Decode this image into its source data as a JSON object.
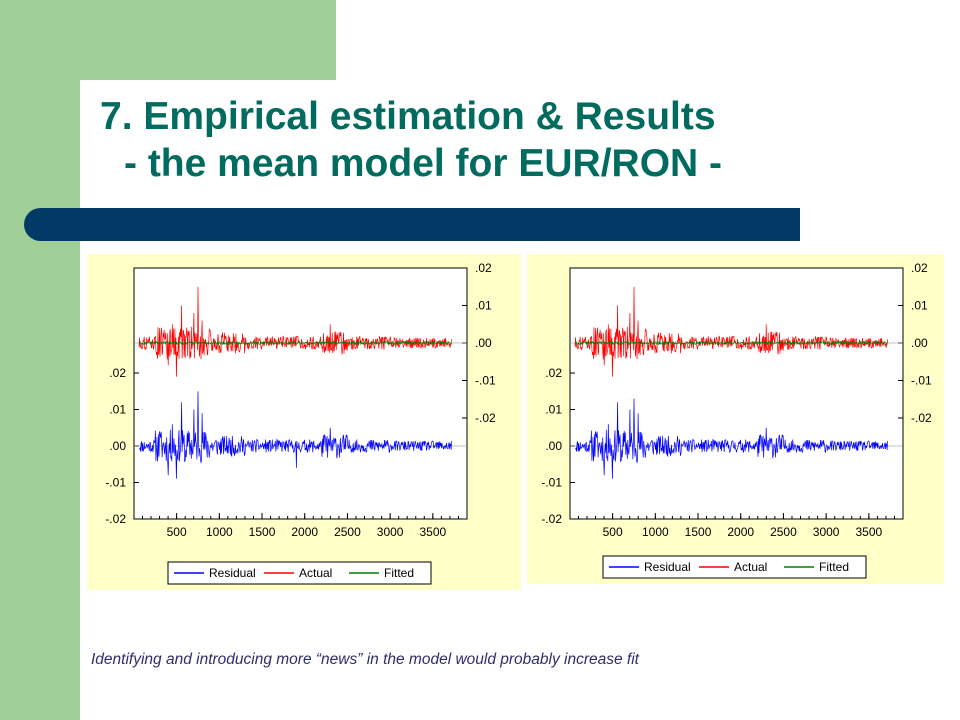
{
  "slide": {
    "title_line1": "7. Empirical estimation & Results",
    "title_line2": "- the mean model for EUR/RON -",
    "footnote": "Identifying and introducing more “news” in the model would probably increase fit"
  },
  "colors": {
    "green_band": "#9fcf97",
    "title_text": "#006b5e",
    "title_bar": "#003866",
    "panel_bg": "#ffffc8",
    "residual": "#0000ff",
    "actual": "#ff0000",
    "fitted": "#008000"
  },
  "chart_data": [
    {
      "type": "line",
      "title": "",
      "xlabel": "",
      "ylabel": "",
      "x_range": [
        1,
        3900
      ],
      "x_ticks": [
        "500",
        "1000",
        "1500",
        "2000",
        "2500",
        "3000",
        "3500"
      ],
      "left_axis": {
        "ticks": [
          ".02",
          ".01",
          ".00",
          "-.01",
          "-.02"
        ],
        "range": [
          -0.02,
          0.02
        ]
      },
      "right_axis": {
        "ticks": [
          ".02",
          ".01",
          ".00",
          "-.01",
          "-.02"
        ],
        "range": [
          -0.02,
          0.02
        ]
      },
      "series": [
        {
          "name": "Residual",
          "axis": "left",
          "color": "#0000ff",
          "description_points": [
            [
              60,
              0.0
            ],
            [
              300,
              0.004
            ],
            [
              400,
              -0.008
            ],
            [
              450,
              0.006
            ],
            [
              500,
              -0.009
            ],
            [
              560,
              0.012
            ],
            [
              600,
              -0.004
            ],
            [
              700,
              0.01
            ],
            [
              750,
              0.015
            ],
            [
              800,
              0.009
            ],
            [
              1000,
              0.003
            ],
            [
              1500,
              0.002
            ],
            [
              1900,
              -0.006
            ],
            [
              2000,
              0.003
            ],
            [
              2300,
              0.005
            ],
            [
              2450,
              -0.003
            ],
            [
              3000,
              0.002
            ],
            [
              3500,
              0.001
            ],
            [
              3700,
              0.0
            ]
          ]
        },
        {
          "name": "Actual",
          "axis": "right",
          "color": "#ff0000",
          "description_points": [
            [
              60,
              0.0
            ],
            [
              300,
              0.004
            ],
            [
              400,
              -0.006
            ],
            [
              450,
              0.005
            ],
            [
              500,
              -0.009
            ],
            [
              560,
              0.01
            ],
            [
              600,
              -0.004
            ],
            [
              700,
              0.008
            ],
            [
              750,
              0.015
            ],
            [
              800,
              0.006
            ],
            [
              1000,
              0.002
            ],
            [
              1500,
              0.002
            ],
            [
              2300,
              0.005
            ],
            [
              2450,
              -0.003
            ],
            [
              3500,
              0.001
            ],
            [
              3700,
              0.0
            ]
          ]
        },
        {
          "name": "Fitted",
          "axis": "right",
          "color": "#008000",
          "description_points": [
            [
              60,
              0.0
            ],
            [
              500,
              0.0005
            ],
            [
              1000,
              -0.0005
            ],
            [
              2000,
              0.0005
            ],
            [
              3100,
              -0.002
            ],
            [
              3700,
              0.0
            ]
          ]
        }
      ],
      "legend": [
        "Residual",
        "Actual",
        "Fitted"
      ],
      "legend_position": "bottom",
      "grid": false
    },
    {
      "type": "line",
      "title": "",
      "xlabel": "",
      "ylabel": "",
      "x_range": [
        1,
        3900
      ],
      "x_ticks": [
        "500",
        "1000",
        "1500",
        "2000",
        "2500",
        "3000",
        "3500"
      ],
      "left_axis": {
        "ticks": [
          ".02",
          ".01",
          ".00",
          "-.01",
          "-.02"
        ],
        "range": [
          -0.02,
          0.02
        ]
      },
      "right_axis": {
        "ticks": [
          ".02",
          ".01",
          ".00",
          "-.01",
          "-.02"
        ],
        "range": [
          -0.02,
          0.02
        ]
      },
      "series": [
        {
          "name": "Residual",
          "axis": "left",
          "color": "#0000ff",
          "description_points": [
            [
              60,
              0.0
            ],
            [
              300,
              0.004
            ],
            [
              400,
              -0.008
            ],
            [
              450,
              0.006
            ],
            [
              500,
              -0.009
            ],
            [
              560,
              0.012
            ],
            [
              600,
              -0.004
            ],
            [
              700,
              0.01
            ],
            [
              750,
              0.013
            ],
            [
              800,
              0.009
            ],
            [
              1000,
              0.003
            ],
            [
              1500,
              0.002
            ],
            [
              2300,
              0.005
            ],
            [
              2450,
              -0.003
            ],
            [
              3500,
              0.001
            ],
            [
              3700,
              0.0
            ]
          ]
        },
        {
          "name": "Actual",
          "axis": "right",
          "color": "#ff0000",
          "description_points": [
            [
              60,
              0.0
            ],
            [
              300,
              0.004
            ],
            [
              400,
              -0.006
            ],
            [
              450,
              0.005
            ],
            [
              500,
              -0.009
            ],
            [
              560,
              0.01
            ],
            [
              600,
              -0.004
            ],
            [
              700,
              0.008
            ],
            [
              750,
              0.015
            ],
            [
              800,
              0.006
            ],
            [
              1000,
              0.002
            ],
            [
              1500,
              0.002
            ],
            [
              2300,
              0.005
            ],
            [
              2450,
              -0.003
            ],
            [
              3500,
              0.001
            ],
            [
              3700,
              0.0
            ]
          ]
        },
        {
          "name": "Fitted",
          "axis": "right",
          "color": "#008000",
          "description_points": [
            [
              60,
              0.0
            ],
            [
              500,
              0.0005
            ],
            [
              1000,
              -0.0005
            ],
            [
              2000,
              0.0005
            ],
            [
              3100,
              -0.002
            ],
            [
              3700,
              0.0
            ]
          ]
        }
      ],
      "legend": [
        "Residual",
        "Actual",
        "Fitted"
      ],
      "legend_position": "bottom",
      "grid": false
    }
  ]
}
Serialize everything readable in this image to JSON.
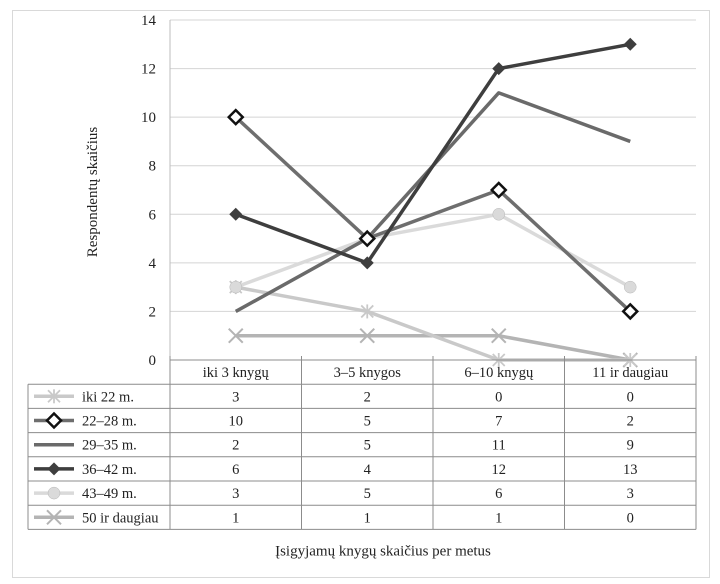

Exercise brief:
Output the data exactly. Pictures don't belong in the result.

Answer below:
Decode this image into its source data as a JSON object.
{
  "slide": {
    "title_line1": "7. Empirical estimation & Results",
    "title_line2": "- the mean model for EUR/RON -",
    "footnote": "Identifying and introducing more “news” in the model would probably increase fit"
  },
  "colors": {
    "green_band": "#9fcf97",
    "title_text": "#006b5e",
    "title_bar": "#003866",
    "panel_bg": "#ffffc8",
    "residual": "#0000ff",
    "actual": "#ff0000",
    "fitted": "#008000"
  },
  "chart_data": [
    {
      "type": "line",
      "title": "",
      "xlabel": "",
      "ylabel": "",
      "x_range": [
        1,
        3900
      ],
      "x_ticks": [
        "500",
        "1000",
        "1500",
        "2000",
        "2500",
        "3000",
        "3500"
      ],
      "left_axis": {
        "ticks": [
          ".02",
          ".01",
          ".00",
          "-.01",
          "-.02"
        ],
        "range": [
          -0.02,
          0.02
        ]
      },
      "right_axis": {
        "ticks": [
          ".02",
          ".01",
          ".00",
          "-.01",
          "-.02"
        ],
        "range": [
          -0.02,
          0.02
        ]
      },
      "series": [
        {
          "name": "Residual",
          "axis": "left",
          "color": "#0000ff",
          "description_points": [
            [
              60,
              0.0
            ],
            [
              300,
              0.004
            ],
            [
              400,
              -0.008
            ],
            [
              450,
              0.006
            ],
            [
              500,
              -0.009
            ],
            [
              560,
              0.012
            ],
            [
              600,
              -0.004
            ],
            [
              700,
              0.01
            ],
            [
              750,
              0.015
            ],
            [
              800,
              0.009
            ],
            [
              1000,
              0.003
            ],
            [
              1500,
              0.002
            ],
            [
              1900,
              -0.006
            ],
            [
              2000,
              0.003
            ],
            [
              2300,
              0.005
            ],
            [
              2450,
              -0.003
            ],
            [
              3000,
              0.002
            ],
            [
              3500,
              0.001
            ],
            [
              3700,
              0.0
            ]
          ]
        },
        {
          "name": "Actual",
          "axis": "right",
          "color": "#ff0000",
          "description_points": [
            [
              60,
              0.0
            ],
            [
              300,
              0.004
            ],
            [
              400,
              -0.006
            ],
            [
              450,
              0.005
            ],
            [
              500,
              -0.009
            ],
            [
              560,
              0.01
            ],
            [
              600,
              -0.004
            ],
            [
              700,
              0.008
            ],
            [
              750,
              0.015
            ],
            [
              800,
              0.006
            ],
            [
              1000,
              0.002
            ],
            [
              1500,
              0.002
            ],
            [
              2300,
              0.005
            ],
            [
              2450,
              -0.003
            ],
            [
              3500,
              0.001
            ],
            [
              3700,
              0.0
            ]
          ]
        },
        {
          "name": "Fitted",
          "axis": "right",
          "color": "#008000",
          "description_points": [
            [
              60,
              0.0
            ],
            [
              500,
              0.0005
            ],
            [
              1000,
              -0.0005
            ],
            [
              2000,
              0.0005
            ],
            [
              3100,
              -0.002
            ],
            [
              3700,
              0.0
            ]
          ]
        }
      ],
      "legend": [
        "Residual",
        "Actual",
        "Fitted"
      ],
      "legend_position": "bottom",
      "grid": false
    },
    {
      "type": "line",
      "title": "",
      "xlabel": "",
      "ylabel": "",
      "x_range": [
        1,
        3900
      ],
      "x_ticks": [
        "500",
        "1000",
        "1500",
        "2000",
        "2500",
        "3000",
        "3500"
      ],
      "left_axis": {
        "ticks": [
          ".02",
          ".01",
          ".00",
          "-.01",
          "-.02"
        ],
        "range": [
          -0.02,
          0.02
        ]
      },
      "right_axis": {
        "ticks": [
          ".02",
          ".01",
          ".00",
          "-.01",
          "-.02"
        ],
        "range": [
          -0.02,
          0.02
        ]
      },
      "series": [
        {
          "name": "Residual",
          "axis": "left",
          "color": "#0000ff",
          "description_points": [
            [
              60,
              0.0
            ],
            [
              300,
              0.004
            ],
            [
              400,
              -0.008
            ],
            [
              450,
              0.006
            ],
            [
              500,
              -0.009
            ],
            [
              560,
              0.012
            ],
            [
              600,
              -0.004
            ],
            [
              700,
              0.01
            ],
            [
              750,
              0.013
            ],
            [
              800,
              0.009
            ],
            [
              1000,
              0.003
            ],
            [
              1500,
              0.002
            ],
            [
              2300,
              0.005
            ],
            [
              2450,
              -0.003
            ],
            [
              3500,
              0.001
            ],
            [
              3700,
              0.0
            ]
          ]
        },
        {
          "name": "Actual",
          "axis": "right",
          "color": "#ff0000",
          "description_points": [
            [
              60,
              0.0
            ],
            [
              300,
              0.004
            ],
            [
              400,
              -0.006
            ],
            [
              450,
              0.005
            ],
            [
              500,
              -0.009
            ],
            [
              560,
              0.01
            ],
            [
              600,
              -0.004
            ],
            [
              700,
              0.008
            ],
            [
              750,
              0.015
            ],
            [
              800,
              0.006
            ],
            [
              1000,
              0.002
            ],
            [
              1500,
              0.002
            ],
            [
              2300,
              0.005
            ],
            [
              2450,
              -0.003
            ],
            [
              3500,
              0.001
            ],
            [
              3700,
              0.0
            ]
          ]
        },
        {
          "name": "Fitted",
          "axis": "right",
          "color": "#008000",
          "description_points": [
            [
              60,
              0.0
            ],
            [
              500,
              0.0005
            ],
            [
              1000,
              -0.0005
            ],
            [
              2000,
              0.0005
            ],
            [
              3100,
              -0.002
            ],
            [
              3700,
              0.0
            ]
          ]
        }
      ],
      "legend": [
        "Residual",
        "Actual",
        "Fitted"
      ],
      "legend_position": "bottom",
      "grid": false
    }
  ]
}
Serialize everything readable in this image to JSON.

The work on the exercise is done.